(Data excerpts)
╔══

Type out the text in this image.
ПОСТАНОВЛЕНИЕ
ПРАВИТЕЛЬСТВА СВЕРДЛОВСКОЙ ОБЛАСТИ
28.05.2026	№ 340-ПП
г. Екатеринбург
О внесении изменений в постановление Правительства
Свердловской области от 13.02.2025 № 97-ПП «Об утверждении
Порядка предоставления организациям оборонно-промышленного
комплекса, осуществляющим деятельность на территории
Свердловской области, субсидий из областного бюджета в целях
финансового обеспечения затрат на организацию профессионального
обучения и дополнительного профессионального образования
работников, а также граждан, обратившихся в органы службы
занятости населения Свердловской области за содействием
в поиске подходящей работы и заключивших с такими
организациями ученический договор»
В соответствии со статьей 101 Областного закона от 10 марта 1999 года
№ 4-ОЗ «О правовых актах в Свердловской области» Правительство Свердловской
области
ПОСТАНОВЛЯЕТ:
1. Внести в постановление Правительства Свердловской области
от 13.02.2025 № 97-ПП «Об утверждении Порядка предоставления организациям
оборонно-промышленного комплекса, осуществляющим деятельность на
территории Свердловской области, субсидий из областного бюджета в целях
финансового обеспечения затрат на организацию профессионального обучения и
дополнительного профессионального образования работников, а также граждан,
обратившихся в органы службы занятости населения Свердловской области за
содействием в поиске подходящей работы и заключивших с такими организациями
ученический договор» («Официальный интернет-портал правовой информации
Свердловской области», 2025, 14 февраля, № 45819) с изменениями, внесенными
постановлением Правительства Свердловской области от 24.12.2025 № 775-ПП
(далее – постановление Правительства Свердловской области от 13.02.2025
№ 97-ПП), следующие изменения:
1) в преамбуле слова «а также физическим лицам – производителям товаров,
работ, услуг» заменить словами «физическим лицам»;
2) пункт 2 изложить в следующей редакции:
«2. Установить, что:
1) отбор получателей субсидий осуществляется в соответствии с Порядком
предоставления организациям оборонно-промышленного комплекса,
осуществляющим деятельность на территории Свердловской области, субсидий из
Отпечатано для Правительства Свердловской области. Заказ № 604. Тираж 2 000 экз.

╚══

In the lines above, find each one with "такими" and list it.

в поиске подходящей работы и заключивших с такими
содействием в поиске подходящей работы и заключивших с такими организациями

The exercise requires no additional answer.